▶ **Task description**
Look through the listing below and report how many lines contain "Tweaker", as a bare number.

▶ **Dataset entries**

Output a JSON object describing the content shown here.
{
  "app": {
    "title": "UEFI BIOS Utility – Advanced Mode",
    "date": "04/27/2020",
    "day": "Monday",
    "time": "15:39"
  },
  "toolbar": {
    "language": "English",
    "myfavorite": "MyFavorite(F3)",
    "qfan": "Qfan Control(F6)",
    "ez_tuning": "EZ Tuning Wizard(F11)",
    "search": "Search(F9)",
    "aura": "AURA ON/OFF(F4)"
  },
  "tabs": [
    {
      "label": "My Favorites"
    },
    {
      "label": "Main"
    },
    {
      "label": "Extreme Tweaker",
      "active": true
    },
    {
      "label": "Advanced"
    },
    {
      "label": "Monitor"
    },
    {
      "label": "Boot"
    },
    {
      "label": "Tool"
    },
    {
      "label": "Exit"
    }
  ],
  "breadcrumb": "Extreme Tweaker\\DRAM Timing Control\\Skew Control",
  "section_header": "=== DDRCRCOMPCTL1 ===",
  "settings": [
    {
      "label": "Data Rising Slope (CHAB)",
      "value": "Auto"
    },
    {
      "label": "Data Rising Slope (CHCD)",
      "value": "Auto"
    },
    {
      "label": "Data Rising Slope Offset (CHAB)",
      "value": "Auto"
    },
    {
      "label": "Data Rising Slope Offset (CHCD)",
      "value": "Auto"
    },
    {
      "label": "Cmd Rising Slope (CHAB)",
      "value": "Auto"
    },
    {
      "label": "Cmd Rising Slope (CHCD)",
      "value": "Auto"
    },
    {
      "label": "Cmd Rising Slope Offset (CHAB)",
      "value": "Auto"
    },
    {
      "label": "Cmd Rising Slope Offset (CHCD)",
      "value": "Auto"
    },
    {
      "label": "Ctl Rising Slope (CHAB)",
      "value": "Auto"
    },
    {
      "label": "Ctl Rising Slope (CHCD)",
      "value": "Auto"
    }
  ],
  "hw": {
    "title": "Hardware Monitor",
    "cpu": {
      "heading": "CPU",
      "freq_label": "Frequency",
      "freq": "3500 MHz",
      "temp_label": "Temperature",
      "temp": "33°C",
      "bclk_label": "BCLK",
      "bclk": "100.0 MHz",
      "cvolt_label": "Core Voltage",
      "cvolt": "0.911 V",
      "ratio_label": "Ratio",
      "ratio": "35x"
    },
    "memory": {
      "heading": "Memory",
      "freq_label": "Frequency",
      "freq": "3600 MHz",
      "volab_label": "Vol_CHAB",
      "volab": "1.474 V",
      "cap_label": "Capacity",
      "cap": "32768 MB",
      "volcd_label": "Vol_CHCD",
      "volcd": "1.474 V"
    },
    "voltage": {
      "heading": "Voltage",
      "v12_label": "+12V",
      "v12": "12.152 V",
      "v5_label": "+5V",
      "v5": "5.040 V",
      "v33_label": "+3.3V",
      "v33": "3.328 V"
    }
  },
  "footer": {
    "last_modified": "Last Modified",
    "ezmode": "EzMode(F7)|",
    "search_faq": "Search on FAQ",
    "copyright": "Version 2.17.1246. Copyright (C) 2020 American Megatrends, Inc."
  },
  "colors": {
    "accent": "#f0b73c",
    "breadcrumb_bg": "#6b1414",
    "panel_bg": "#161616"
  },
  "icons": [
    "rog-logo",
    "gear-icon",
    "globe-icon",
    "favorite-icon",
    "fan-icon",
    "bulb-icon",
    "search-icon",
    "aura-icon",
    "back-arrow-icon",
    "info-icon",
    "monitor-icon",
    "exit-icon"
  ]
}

▶ **Task output**
2